What is needed
Pull out every line of the material below that contains the string "Clínica". Match it case-sensitively.

Provided data
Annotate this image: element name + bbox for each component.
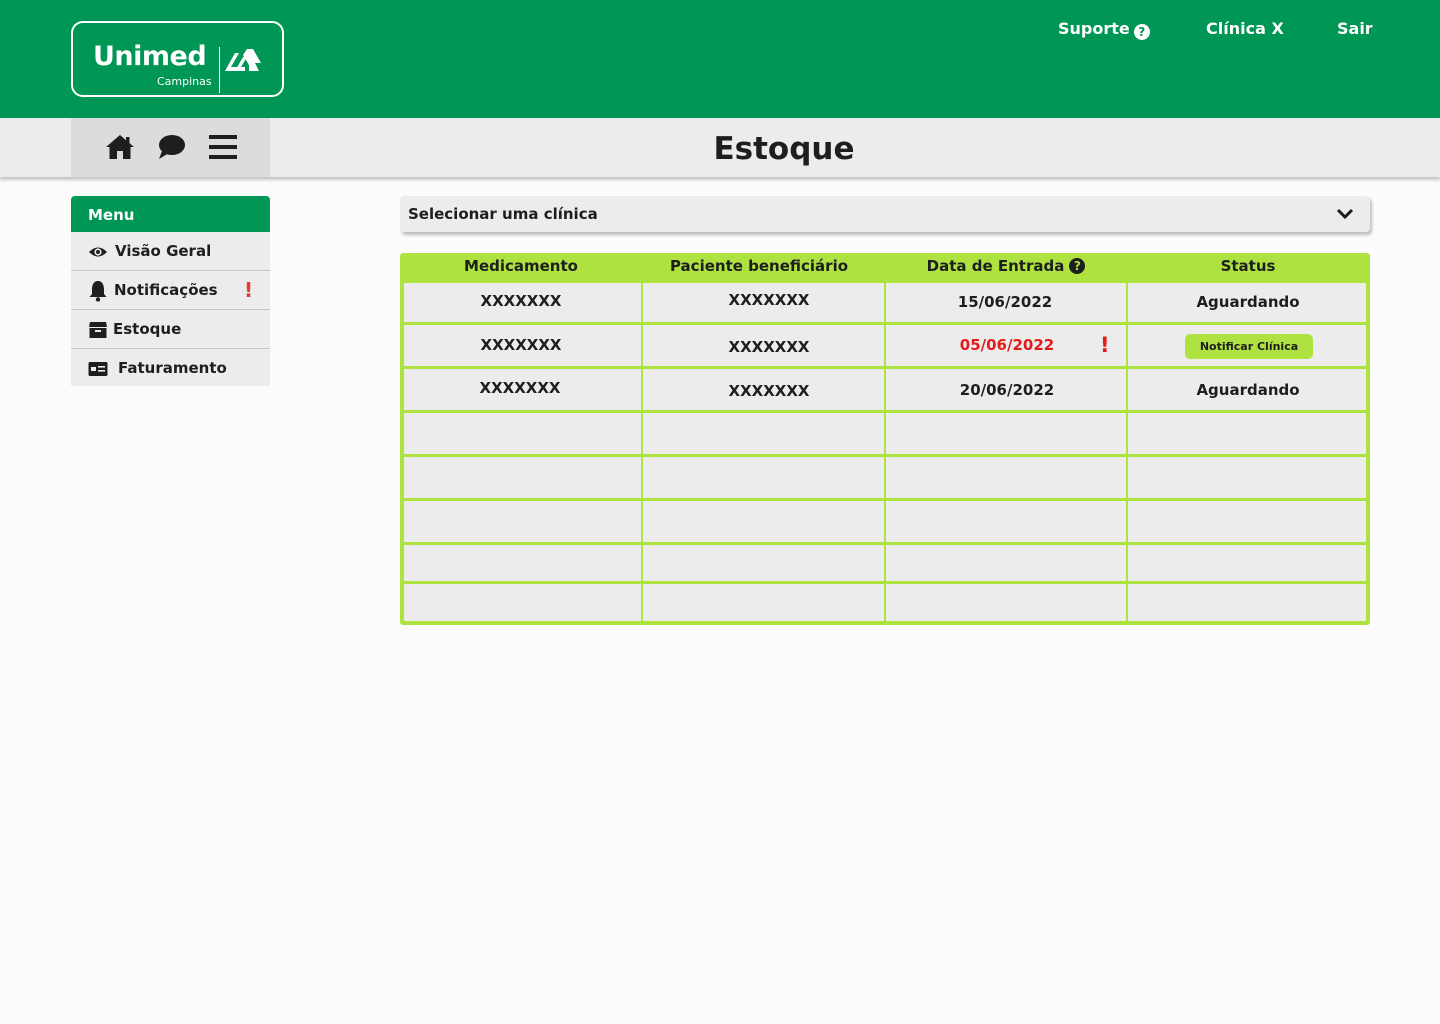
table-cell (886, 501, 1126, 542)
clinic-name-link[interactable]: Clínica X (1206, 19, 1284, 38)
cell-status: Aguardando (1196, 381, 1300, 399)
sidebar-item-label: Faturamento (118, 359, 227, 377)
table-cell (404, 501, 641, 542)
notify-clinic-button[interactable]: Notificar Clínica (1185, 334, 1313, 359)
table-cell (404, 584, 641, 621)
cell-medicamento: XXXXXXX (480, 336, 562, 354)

Answer to the task
clinic-name-link[interactable]: Clínica X (1206, 19, 1284, 38)
notify-clinic-button[interactable]: Notificar Clínica (1185, 334, 1313, 359)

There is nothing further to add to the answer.